§ DATA LISTING:

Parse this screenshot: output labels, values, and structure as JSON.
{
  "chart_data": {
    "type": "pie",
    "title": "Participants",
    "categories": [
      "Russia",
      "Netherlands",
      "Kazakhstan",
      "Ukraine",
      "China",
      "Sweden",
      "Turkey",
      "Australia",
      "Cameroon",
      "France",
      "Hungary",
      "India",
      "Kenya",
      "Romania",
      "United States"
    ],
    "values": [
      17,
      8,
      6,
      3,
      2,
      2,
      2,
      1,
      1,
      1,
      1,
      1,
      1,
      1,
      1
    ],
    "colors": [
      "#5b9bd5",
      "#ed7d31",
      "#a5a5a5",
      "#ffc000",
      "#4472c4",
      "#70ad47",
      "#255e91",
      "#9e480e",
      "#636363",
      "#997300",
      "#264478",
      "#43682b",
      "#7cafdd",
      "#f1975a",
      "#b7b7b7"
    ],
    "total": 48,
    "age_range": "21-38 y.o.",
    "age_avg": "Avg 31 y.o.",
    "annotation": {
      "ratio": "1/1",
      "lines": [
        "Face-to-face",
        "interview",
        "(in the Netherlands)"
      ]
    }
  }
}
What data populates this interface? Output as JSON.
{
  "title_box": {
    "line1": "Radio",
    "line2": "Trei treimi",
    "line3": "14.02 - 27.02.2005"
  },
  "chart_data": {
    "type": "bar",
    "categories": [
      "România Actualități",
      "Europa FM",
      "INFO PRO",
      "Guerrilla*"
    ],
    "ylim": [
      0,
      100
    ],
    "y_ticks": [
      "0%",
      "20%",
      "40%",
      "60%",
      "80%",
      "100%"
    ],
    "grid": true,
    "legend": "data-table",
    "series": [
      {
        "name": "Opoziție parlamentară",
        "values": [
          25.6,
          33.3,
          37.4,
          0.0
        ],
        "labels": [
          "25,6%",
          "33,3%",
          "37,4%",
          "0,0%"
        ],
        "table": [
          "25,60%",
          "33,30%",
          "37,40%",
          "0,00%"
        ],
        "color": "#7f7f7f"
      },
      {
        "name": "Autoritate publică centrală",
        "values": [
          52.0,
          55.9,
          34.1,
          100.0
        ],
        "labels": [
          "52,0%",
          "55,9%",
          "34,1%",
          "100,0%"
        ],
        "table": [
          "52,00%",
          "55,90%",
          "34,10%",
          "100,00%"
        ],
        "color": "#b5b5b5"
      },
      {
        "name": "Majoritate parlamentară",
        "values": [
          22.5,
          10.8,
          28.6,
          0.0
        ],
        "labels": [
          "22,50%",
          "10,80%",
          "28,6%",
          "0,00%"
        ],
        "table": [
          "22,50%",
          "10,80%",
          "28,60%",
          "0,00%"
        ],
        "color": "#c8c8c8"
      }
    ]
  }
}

§ EXERCISE DESCRIPTION:
Send back every record, precisely as written.

§ EXERCISE RESPONSE:
Parse this screenshot: output labels, values, and structure as JSON.
{
  "chart_data": {
    "type": "pie",
    "title": "Participants",
    "categories": [
      "Russia",
      "Netherlands",
      "Kazakhstan",
      "Ukraine",
      "China",
      "Sweden",
      "Turkey",
      "Australia",
      "Cameroon",
      "France",
      "Hungary",
      "India",
      "Kenya",
      "Romania",
      "United States"
    ],
    "values": [
      17,
      8,
      6,
      3,
      2,
      2,
      2,
      1,
      1,
      1,
      1,
      1,
      1,
      1,
      1
    ],
    "colors": [
      "#5b9bd5",
      "#ed7d31",
      "#a5a5a5",
      "#ffc000",
      "#4472c4",
      "#70ad47",
      "#255e91",
      "#9e480e",
      "#636363",
      "#997300",
      "#264478",
      "#43682b",
      "#7cafdd",
      "#f1975a",
      "#b7b7b7"
    ],
    "total": 48,
    "age_range": "21-38 y.o.",
    "age_avg": "Avg 31 y.o.",
    "annotation": {
      "ratio": "1/1",
      "lines": [
        "Face-to-face",
        "interview",
        "(in the Netherlands)"
      ]
    }
  }
}
What data populates this interface? Output as JSON.
{
  "title_box": {
    "line1": "Radio",
    "line2": "Trei treimi",
    "line3": "14.02 - 27.02.2005"
  },
  "chart_data": {
    "type": "bar",
    "categories": [
      "România Actualități",
      "Europa FM",
      "INFO PRO",
      "Guerrilla*"
    ],
    "ylim": [
      0,
      100
    ],
    "y_ticks": [
      "0%",
      "20%",
      "40%",
      "60%",
      "80%",
      "100%"
    ],
    "grid": true,
    "legend": "data-table",
    "series": [
      {
        "name": "Opoziție parlamentară",
        "values": [
          25.6,
          33.3,
          37.4,
          0.0
        ],
        "labels": [
          "25,6%",
          "33,3%",
          "37,4%",
          "0,0%"
        ],
        "table": [
          "25,60%",
          "33,30%",
          "37,40%",
          "0,00%"
        ],
        "color": "#7f7f7f"
      },
      {
        "name": "Autoritate publică centrală",
        "values": [
          52.0,
          55.9,
          34.1,
          100.0
        ],
        "labels": [
          "52,0%",
          "55,9%",
          "34,1%",
          "100,0%"
        ],
        "table": [
          "52,00%",
          "55,90%",
          "34,10%",
          "100,00%"
        ],
        "color": "#b5b5b5"
      },
      {
        "name": "Majoritate parlamentară",
        "values": [
          22.5,
          10.8,
          28.6,
          0.0
        ],
        "labels": [
          "22,50%",
          "10,80%",
          "28,6%",
          "0,00%"
        ],
        "table": [
          "22,50%",
          "10,80%",
          "28,60%",
          "0,00%"
        ],
        "color": "#c8c8c8"
      }
    ]
  }
}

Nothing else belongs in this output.